### WHAT THIS TASK INVOLVES
Copy out every line in the entries below that includes "kambing".

### STORED ROWS
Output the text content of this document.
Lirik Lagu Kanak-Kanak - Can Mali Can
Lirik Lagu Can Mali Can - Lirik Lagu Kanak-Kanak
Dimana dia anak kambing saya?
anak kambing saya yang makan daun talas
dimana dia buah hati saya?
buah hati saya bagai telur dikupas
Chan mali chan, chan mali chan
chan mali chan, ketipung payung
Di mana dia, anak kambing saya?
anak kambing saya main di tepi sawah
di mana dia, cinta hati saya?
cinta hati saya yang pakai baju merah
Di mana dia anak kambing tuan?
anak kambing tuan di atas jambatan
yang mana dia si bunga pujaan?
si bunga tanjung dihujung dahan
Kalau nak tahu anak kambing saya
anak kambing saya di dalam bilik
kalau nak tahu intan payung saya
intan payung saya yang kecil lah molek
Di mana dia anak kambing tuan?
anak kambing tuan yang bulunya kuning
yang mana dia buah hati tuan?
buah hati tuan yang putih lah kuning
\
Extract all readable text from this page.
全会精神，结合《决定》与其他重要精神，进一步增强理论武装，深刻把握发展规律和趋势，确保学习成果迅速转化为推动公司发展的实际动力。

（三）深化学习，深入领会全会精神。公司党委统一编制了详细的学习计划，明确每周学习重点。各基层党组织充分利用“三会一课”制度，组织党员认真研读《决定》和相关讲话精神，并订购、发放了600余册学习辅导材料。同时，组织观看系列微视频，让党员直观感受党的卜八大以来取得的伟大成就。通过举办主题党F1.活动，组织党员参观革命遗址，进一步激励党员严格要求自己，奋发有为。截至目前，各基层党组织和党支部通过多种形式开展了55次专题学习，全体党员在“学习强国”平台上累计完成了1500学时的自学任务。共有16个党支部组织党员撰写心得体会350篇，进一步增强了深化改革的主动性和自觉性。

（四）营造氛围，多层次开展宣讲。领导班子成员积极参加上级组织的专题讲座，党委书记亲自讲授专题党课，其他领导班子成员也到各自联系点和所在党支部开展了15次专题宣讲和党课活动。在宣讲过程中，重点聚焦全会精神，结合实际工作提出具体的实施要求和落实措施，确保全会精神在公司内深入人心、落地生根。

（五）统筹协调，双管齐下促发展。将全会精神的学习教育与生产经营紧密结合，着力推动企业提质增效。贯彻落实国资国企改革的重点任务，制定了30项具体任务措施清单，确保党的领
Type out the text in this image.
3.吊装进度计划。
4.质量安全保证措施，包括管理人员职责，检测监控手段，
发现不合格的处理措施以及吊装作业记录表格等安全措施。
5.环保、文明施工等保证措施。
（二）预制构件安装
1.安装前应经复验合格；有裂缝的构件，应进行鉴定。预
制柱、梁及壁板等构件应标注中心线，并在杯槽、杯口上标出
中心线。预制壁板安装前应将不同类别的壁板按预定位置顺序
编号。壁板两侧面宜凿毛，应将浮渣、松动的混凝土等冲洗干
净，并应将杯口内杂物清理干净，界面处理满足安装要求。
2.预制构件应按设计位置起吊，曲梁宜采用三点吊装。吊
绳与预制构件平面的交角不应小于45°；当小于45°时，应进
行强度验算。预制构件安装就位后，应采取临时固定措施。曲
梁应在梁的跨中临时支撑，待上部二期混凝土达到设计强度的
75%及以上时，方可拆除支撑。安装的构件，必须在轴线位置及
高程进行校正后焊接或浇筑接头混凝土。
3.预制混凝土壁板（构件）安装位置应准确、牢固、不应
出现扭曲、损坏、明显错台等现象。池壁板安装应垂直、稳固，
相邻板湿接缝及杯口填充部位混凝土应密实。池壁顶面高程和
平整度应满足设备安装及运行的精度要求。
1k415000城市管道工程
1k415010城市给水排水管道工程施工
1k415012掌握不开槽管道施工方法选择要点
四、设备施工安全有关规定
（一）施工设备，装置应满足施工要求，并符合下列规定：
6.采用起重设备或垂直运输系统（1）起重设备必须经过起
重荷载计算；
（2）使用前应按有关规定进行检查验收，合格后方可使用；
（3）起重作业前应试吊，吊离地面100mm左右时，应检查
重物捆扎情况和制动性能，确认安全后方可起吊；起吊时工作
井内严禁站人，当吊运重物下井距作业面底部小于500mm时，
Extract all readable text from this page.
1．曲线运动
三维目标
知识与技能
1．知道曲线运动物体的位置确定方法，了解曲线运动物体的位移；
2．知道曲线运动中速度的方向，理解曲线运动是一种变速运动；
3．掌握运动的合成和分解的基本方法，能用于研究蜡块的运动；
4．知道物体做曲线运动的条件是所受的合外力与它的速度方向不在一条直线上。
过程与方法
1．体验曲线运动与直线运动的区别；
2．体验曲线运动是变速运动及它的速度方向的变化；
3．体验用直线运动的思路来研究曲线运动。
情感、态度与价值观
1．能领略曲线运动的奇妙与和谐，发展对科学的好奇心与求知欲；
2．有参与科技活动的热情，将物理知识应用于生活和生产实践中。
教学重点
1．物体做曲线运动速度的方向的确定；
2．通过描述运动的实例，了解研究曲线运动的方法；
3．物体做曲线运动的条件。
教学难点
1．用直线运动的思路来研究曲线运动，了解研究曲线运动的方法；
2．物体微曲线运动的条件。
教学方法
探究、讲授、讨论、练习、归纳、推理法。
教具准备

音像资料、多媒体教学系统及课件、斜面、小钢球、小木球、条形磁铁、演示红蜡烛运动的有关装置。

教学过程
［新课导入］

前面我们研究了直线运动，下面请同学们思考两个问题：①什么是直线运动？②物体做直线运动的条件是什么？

### REPLY
Dimana dia anak kambing saya?
anak kambing saya yang makan daun talas
Di mana dia, anak kambing saya?
anak kambing saya main di tepi sawah
Di mana dia anak kambing tuan?
anak kambing tuan di atas jambatan
Kalau nak tahu anak kambing saya
anak kambing saya di dalam bilik
Di mana dia anak kambing tuan?
anak kambing tuan yang bulunya kuning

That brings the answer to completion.